[Dataset entries]
++++++
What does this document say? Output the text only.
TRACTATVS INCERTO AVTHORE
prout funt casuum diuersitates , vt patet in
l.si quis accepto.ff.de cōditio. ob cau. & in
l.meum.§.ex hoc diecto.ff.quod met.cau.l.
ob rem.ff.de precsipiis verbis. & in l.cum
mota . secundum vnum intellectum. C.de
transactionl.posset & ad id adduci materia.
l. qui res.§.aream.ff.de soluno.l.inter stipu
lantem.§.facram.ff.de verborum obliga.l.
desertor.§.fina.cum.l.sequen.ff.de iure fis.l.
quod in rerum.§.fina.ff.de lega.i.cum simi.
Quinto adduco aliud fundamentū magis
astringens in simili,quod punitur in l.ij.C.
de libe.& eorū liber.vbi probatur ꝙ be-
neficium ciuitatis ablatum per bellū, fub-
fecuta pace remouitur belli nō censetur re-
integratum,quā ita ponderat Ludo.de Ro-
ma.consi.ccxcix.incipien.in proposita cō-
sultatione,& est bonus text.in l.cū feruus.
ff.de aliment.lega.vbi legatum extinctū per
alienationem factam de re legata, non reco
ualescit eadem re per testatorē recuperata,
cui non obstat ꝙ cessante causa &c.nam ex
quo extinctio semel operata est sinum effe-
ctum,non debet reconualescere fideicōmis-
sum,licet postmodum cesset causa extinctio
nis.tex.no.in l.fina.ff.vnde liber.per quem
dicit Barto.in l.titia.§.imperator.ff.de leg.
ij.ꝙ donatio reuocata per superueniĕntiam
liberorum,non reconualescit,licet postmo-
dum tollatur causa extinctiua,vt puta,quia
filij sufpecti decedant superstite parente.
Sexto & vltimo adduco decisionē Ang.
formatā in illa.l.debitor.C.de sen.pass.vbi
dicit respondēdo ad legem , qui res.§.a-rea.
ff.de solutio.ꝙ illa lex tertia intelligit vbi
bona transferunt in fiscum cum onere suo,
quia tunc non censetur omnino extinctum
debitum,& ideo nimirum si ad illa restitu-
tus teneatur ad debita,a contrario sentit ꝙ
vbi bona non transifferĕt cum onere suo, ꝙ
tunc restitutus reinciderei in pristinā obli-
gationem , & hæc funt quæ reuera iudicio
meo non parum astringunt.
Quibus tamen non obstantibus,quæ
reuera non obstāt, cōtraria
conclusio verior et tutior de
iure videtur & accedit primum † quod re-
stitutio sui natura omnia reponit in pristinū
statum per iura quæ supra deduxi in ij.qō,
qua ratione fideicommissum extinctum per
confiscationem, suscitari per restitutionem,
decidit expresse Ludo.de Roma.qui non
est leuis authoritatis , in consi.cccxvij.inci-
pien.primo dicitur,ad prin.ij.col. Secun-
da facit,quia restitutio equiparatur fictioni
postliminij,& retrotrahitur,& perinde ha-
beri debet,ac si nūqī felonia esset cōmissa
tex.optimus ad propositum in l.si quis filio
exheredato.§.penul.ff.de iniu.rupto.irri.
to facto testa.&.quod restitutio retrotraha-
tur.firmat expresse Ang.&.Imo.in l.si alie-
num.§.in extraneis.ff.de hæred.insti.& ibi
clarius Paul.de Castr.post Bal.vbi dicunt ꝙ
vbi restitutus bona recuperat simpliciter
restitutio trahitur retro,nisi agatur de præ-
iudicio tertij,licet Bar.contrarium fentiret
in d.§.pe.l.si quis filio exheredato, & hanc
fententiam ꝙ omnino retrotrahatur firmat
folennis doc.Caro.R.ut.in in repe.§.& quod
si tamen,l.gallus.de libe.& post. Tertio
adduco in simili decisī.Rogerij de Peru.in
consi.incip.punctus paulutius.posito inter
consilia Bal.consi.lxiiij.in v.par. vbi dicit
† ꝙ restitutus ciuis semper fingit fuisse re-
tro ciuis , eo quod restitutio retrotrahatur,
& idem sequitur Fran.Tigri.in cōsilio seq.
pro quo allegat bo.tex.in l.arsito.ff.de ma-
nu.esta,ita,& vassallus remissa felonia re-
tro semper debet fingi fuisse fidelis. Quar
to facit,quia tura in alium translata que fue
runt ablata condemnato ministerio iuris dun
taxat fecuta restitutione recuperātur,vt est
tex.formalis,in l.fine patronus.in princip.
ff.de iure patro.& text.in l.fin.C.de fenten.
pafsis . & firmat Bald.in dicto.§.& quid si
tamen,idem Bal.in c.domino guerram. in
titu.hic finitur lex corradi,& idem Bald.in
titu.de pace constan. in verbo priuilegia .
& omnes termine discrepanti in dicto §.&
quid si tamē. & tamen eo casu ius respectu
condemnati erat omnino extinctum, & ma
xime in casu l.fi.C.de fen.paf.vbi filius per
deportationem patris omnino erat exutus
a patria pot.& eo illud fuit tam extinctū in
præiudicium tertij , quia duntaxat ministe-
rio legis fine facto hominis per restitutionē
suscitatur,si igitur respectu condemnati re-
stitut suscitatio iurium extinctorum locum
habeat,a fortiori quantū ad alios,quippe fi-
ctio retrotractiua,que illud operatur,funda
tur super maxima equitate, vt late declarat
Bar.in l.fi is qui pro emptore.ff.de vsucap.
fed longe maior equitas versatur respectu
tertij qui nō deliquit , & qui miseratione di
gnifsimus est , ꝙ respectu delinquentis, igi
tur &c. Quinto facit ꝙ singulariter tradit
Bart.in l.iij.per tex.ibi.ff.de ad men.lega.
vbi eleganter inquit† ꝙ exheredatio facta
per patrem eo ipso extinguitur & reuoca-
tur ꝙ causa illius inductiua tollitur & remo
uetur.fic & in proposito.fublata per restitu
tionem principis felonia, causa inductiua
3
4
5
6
++++++
Give the entries once more, exactly as they appear.

What does this document say? Output the text only.
TRACTATVS INCERTO AVTHORE
prout funt casuum diuersitates , vt patet in
l.si quis accepto.ff.de cōditio. ob cau. & in
l.meum.§.ex hoc diecto.ff.quod met.cau.l.
ob rem.ff.de precsipiis verbis. & in l.cum
mota . secundum vnum intellectum. C.de
transactionl.posset & ad id adduci materia.
l. qui res.§.aream.ff.de soluno.l.inter stipu
lantem.§.facram.ff.de verborum obliga.l.
desertor.§.fina.cum.l.sequen.ff.de iure fis.l.
quod in rerum.§.fina.ff.de lega.i.cum simi.
Quinto adduco aliud fundamentū magis
astringens in simili,quod punitur in l.ij.C.
de libe.& eorū liber.vbi probatur ꝙ be-
neficium ciuitatis ablatum per bellū, fub-
fecuta pace remouitur belli nō censetur re-
integratum,quā ita ponderat Ludo.de Ro-
ma.consi.ccxcix.incipien.in proposita cō-
sultatione,& est bonus text.in l.cū feruus.
ff.de aliment.lega.vbi legatum extinctū per
alienationem factam de re legata, non reco
ualescit eadem re per testatorē recuperata,
cui non obstat ꝙ cessante causa &c.nam ex
quo extinctio semel operata est sinum effe-
ctum,non debet reconualescere fideicōmis-
sum,licet postmodum cesset causa extinctio
nis.tex.no.in l.fina.ff.vnde liber.per quem
dicit Barto.in l.titia.§.imperator.ff.de leg.
ij.ꝙ donatio reuocata per superueniĕntiam
liberorum,non reconualescit,licet postmo-
dum tollatur causa extinctiua,vt puta,quia
filij sufpecti decedant superstite parente.
Sexto & vltimo adduco decisionē Ang.
formatā in illa.l.debitor.C.de sen.pass.vbi
dicit respondēdo ad legem , qui res.§.a-rea.
ff.de solutio.ꝙ illa lex tertia intelligit vbi
bona transferunt in fiscum cum onere suo,
quia tunc non censetur omnino extinctum
debitum,& ideo nimirum si ad illa restitu-
tus teneatur ad debita,a contrario sentit ꝙ
vbi bona non transifferĕt cum onere suo, ꝙ
tunc restitutus reinciderei in pristinā obli-
gationem , & hæc funt quæ reuera iudicio
meo non parum astringunt.
Quibus tamen non obstantibus,quæ
reuera non obstāt, cōtraria
conclusio verior et tutior de
iure videtur & accedit primum † quod re-
stitutio sui natura omnia reponit in pristinū
statum per iura quæ supra deduxi in ij.qō,
qua ratione fideicommissum extinctum per
confiscationem, suscitari per restitutionem,
decidit expresse Ludo.de Roma.qui non
est leuis authoritatis , in consi.cccxvij.inci-
pien.primo dicitur,ad prin.ij.col. Secun-
da facit,quia restitutio equiparatur fictioni
postliminij,& retrotrahitur,& perinde ha-
beri debet,ac si nūqī felonia esset cōmissa
tex.optimus ad propositum in l.si quis filio
exheredato.§.penul.ff.de iniu.rupto.irri.
to facto testa.&.quod restitutio retrotraha-
tur.firmat expresse Ang.&.Imo.in l.si alie-
num.§.in extraneis.ff.de hæred.insti.& ibi
clarius Paul.de Castr.post Bal.vbi dicunt ꝙ
vbi restitutus bona recuperat simpliciter
restitutio trahitur retro,nisi agatur de præ-
iudicio tertij,licet Bar.contrarium fentiret
in d.§.pe.l.si quis filio exheredato, & hanc
fententiam ꝙ omnino retrotrahatur firmat
folennis doc.Caro.R.ut.in in repe.§.& quod
si tamen,l.gallus.de libe.& post. Tertio
adduco in simili decisī.Rogerij de Peru.in
consi.incip.punctus paulutius.posito inter
consilia Bal.consi.lxiiij.in v.par. vbi dicit
† ꝙ restitutus ciuis semper fingit fuisse re-
tro ciuis , eo quod restitutio retrotrahatur,
& idem sequitur Fran.Tigri.in cōsilio seq.
pro quo allegat bo.tex.in l.arsito.ff.de ma-
nu.esta,ita,& vassallus remissa felonia re-
tro semper debet fingi fuisse fidelis. Quar
to facit,quia tura in alium translata que fue
runt ablata condemnato ministerio iuris dun
taxat fecuta restitutione recuperātur,vt est
tex.formalis,in l.fine patronus.in princip.
ff.de iure patro.& text.in l.fin.C.de fenten.
pafsis . & firmat Bald.in dicto.§.& quid si
tamen,idem Bal.in c.domino guerram. in
titu.hic finitur lex corradi,& idem Bald.in
titu.de pace constan. in verbo priuilegia .
& omnes termine discrepanti in dicto §.&
quid si tamē. & tamen eo casu ius respectu
condemnati erat omnino extinctum, & ma
xime in casu l.fi.C.de fen.paf.vbi filius per
deportationem patris omnino erat exutus
a patria pot.& eo illud fuit tam extinctū in
præiudicium tertij , quia duntaxat ministe-
rio legis fine facto hominis per restitutionē
suscitatur,si igitur respectu condemnati re-
stitut suscitatio iurium extinctorum locum
habeat,a fortiori quantū ad alios,quippe fi-
ctio retrotractiua,que illud operatur,funda
tur super maxima equitate, vt late declarat
Bar.in l.fi is qui pro emptore.ff.de vsucap.
fed longe maior equitas versatur respectu
tertij qui nō deliquit , & qui miseratione di
gnifsimus est , ꝙ respectu delinquentis, igi
tur &c. Quinto facit ꝙ singulariter tradit
Bart.in l.iij.per tex.ibi.ff.de ad men.lega.
vbi eleganter inquit† ꝙ exheredatio facta
per patrem eo ipso extinguitur & reuoca-
tur ꝙ causa illius inductiua tollitur & remo
uetur.fic & in proposito.fublata per restitu
tionem principis felonia, causa inductiua
3
4
5
6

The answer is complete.